§ Source:
This declassified 1963 progress film from the program shows the Tory hardware and the Jackass Flats facility as the engineers saw it:

The Question Nobody Could Answer

Six weeks after Tory II-C’s triumph, on 1 July 1964, the Air Force and AEC cancelled Project Pluto. The reasons stacked up fast. Atlas and Titan ICBMs now reached their targets in 30 minutes; the flying crowbar would arrive hours later, prompting critics to joke that SLAM really stood for slow, low and messy. At a projected $50 million per missile, it was ruinously expensive. And its flight path was a diplomatic impossibility: to reach the Soviet Union undetected it would deafen, flatten and irradiate America’s own allies on the way in — before dropping a single bomb.

The killing question, though, was simpler. Where do you flight-test a reactor with no shielding and no pilot?

One serious proposal was to fly it in figure-eights near Wake Island and then sink the radioactive carcass in 20,000 feet of Pacific. Another suggested a very long tether in Nevada. Neither survived contact with common sense. Pluto had become, in historian Gregg Herken’s phrase, a weapon without a mission — too provocative to deploy, too dangerous to test, too capable to be anything but destabilising.

Total program cost: about $260 million over seven and a half years. Merkle hosted a “last supper” at a country club near Livermore and handed out SLAM tie tacks and bottles of Pluto mineral water. The Tory II-C reactor sat at Jackass Flats until 1976 before it was finally taken apart.

§ Tasks and exercises:
1) Summarize the passage on Project Pluto's cancellation in two sentences.
2) From the Project Pluto passage, return word for word the portion starting at "Total program cost: about" and ending at "finally taken apart.".
3) Resume the account of Project Pluto's cancellation right after its final sentence.

§ Supplied entries:
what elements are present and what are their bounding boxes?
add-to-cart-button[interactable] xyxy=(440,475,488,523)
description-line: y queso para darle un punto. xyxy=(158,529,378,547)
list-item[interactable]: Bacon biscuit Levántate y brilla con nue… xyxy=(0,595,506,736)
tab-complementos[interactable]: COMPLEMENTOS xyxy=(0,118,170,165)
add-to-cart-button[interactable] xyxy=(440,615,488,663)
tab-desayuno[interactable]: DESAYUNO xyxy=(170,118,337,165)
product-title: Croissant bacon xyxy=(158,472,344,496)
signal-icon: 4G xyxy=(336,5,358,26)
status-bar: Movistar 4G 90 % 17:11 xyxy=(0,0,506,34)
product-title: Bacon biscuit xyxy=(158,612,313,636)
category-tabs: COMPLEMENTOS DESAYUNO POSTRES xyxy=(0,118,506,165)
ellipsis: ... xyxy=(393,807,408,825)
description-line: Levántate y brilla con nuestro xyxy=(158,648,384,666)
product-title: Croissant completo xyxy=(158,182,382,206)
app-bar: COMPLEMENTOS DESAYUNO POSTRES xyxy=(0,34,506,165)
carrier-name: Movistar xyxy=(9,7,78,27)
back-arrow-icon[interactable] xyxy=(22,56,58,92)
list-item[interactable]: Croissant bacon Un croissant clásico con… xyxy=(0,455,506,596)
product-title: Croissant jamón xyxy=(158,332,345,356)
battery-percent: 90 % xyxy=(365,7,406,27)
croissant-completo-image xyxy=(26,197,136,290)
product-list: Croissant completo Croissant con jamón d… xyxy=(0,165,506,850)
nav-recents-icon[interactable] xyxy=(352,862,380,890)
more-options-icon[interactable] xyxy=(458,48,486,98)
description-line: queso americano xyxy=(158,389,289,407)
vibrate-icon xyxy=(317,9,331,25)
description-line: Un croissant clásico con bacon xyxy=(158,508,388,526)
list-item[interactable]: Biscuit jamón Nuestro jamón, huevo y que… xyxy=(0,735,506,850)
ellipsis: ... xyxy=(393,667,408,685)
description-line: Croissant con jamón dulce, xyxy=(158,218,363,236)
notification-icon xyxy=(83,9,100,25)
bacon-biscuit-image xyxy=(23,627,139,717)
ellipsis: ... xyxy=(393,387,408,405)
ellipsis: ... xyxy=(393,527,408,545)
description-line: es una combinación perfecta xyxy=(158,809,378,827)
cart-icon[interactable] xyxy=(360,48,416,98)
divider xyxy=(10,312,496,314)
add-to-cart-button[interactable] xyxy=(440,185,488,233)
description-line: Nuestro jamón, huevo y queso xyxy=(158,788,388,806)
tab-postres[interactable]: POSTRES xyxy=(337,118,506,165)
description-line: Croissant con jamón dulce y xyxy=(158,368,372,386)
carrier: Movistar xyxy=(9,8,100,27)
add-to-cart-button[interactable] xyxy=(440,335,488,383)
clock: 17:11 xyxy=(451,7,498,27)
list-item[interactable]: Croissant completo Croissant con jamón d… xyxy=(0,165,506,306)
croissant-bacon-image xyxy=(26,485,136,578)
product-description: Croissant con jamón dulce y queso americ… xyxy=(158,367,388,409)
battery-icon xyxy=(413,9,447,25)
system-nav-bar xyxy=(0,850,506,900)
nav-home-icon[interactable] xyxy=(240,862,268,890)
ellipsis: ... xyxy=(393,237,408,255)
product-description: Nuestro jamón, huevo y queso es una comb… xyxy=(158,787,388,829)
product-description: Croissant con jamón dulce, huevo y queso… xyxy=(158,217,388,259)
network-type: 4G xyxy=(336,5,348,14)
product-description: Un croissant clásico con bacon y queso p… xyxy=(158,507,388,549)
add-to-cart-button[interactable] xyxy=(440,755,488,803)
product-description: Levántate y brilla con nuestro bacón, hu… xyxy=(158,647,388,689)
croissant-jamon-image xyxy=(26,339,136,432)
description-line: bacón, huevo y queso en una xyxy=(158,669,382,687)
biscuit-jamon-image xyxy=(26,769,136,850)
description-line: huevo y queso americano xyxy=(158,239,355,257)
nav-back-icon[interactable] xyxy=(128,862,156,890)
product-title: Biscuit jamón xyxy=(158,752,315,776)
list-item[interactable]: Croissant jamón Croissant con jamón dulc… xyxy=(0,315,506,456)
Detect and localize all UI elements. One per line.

* * *

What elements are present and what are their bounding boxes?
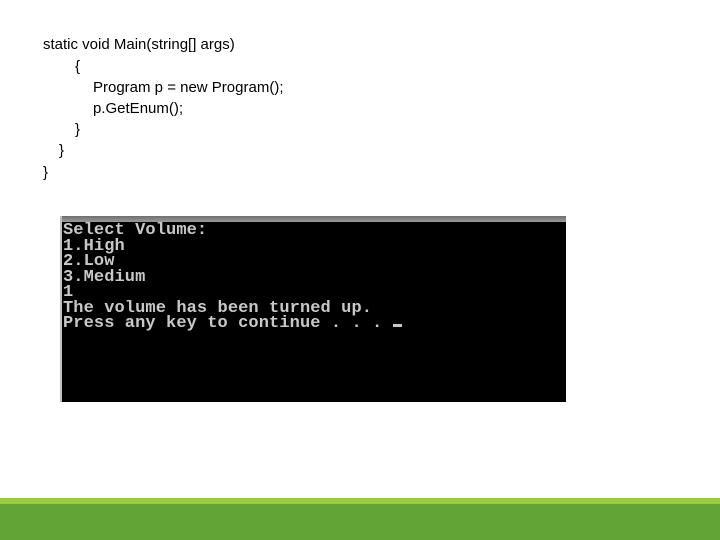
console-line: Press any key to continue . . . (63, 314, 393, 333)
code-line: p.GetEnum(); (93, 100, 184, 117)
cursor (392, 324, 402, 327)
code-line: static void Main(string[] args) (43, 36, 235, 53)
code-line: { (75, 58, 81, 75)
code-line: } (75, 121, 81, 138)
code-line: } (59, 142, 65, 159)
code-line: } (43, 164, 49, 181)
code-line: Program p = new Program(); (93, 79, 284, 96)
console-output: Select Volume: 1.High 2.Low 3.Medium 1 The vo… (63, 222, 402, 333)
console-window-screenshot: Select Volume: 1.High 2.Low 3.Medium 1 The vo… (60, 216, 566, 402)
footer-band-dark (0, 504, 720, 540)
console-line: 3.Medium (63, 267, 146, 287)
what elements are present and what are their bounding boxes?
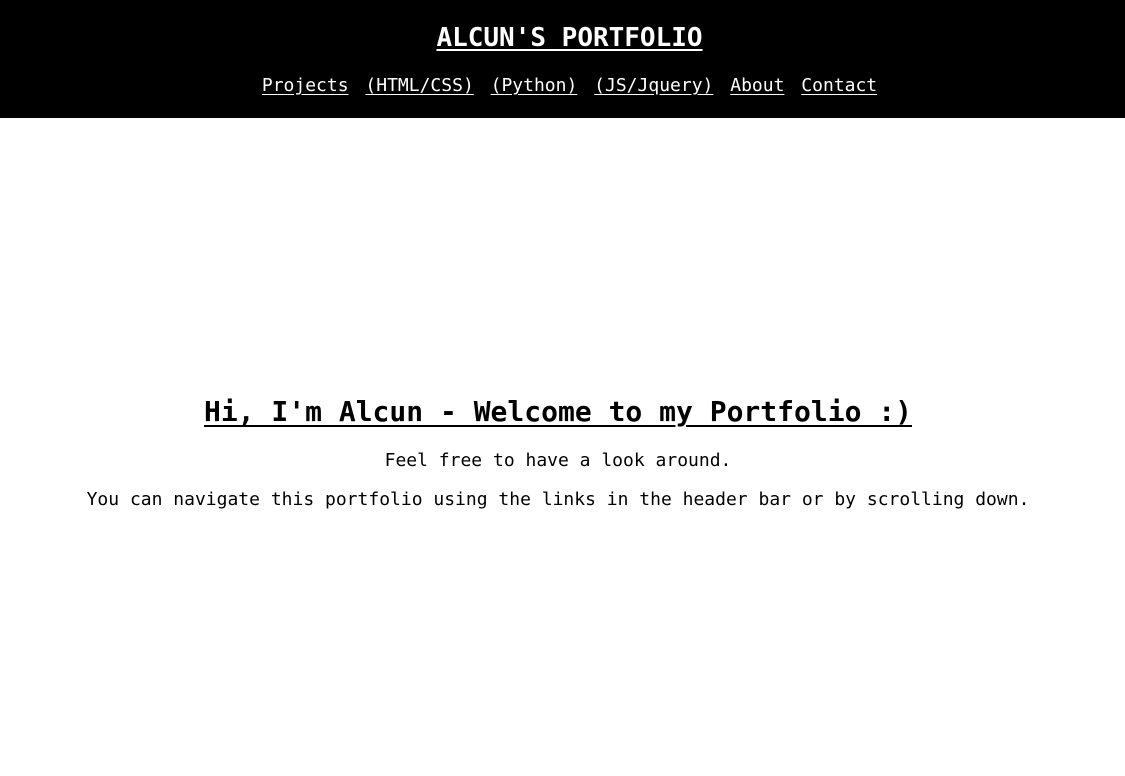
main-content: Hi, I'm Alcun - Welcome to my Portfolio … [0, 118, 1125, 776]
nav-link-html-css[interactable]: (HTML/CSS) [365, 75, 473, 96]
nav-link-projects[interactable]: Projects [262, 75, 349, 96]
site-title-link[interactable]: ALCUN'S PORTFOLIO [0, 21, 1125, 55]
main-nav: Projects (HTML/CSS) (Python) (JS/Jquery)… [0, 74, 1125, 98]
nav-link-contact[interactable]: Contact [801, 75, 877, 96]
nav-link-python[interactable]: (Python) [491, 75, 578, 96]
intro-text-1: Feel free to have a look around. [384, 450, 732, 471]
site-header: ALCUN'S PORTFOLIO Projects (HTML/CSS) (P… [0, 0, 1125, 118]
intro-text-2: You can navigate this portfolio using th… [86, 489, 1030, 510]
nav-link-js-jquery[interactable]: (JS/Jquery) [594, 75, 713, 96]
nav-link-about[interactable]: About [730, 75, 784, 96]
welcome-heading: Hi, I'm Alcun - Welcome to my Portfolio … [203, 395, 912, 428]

§ Written answers:
1) In July 1964 the Air Force and AEC cancelled Project Pluto, whose costly missile would have reached its targets hours after ICBMs and would have harmed allied countries along its flight path. The decisive problem was where to flight-test a reactor with no shielding and no pilot, and the program ended after about $260 million and seven and a half years.

2)
Total program cost: about $260 million over seven and a half years. Merkle hosted a “last supper” at a country club near Livermore and handed out SLAM tie tacks and bottles of Pluto mineral water. The Tory II-C reactor sat at Jackass Flats until 1976 before it was finally taken apart.

3)
The Crowbar’s Long Shadow

Project Pluto refuses to stay buried. Its ceramic-materials work fed into later turbine and space-reactor research. And in 2018, Russia unveiled the 9M730 Burevestnik — a nuclear-powered cruise missile of essentially the same theology, six decades on, with the same unanswered question about what its test failures scatter downrange.

The American engineers of 1964 had their answer ready all along. They built the most relentless engine ever run on Earth, watched it work flawlessly — and concluded that some machines are simply too dangerous to fly. That conclusion, more than the 500 megawatts, may be Project Pluto’s real achievement.

Sources: Gregg Herken, “The Flying Crowbar,” Air & Space Magazine (1990); US DOE/NNSS Project Pluto fact sheet; Air & Space Forces Magazine; Lawrence Livermore historical records; Wikipedia (Project Pluto, SLAM).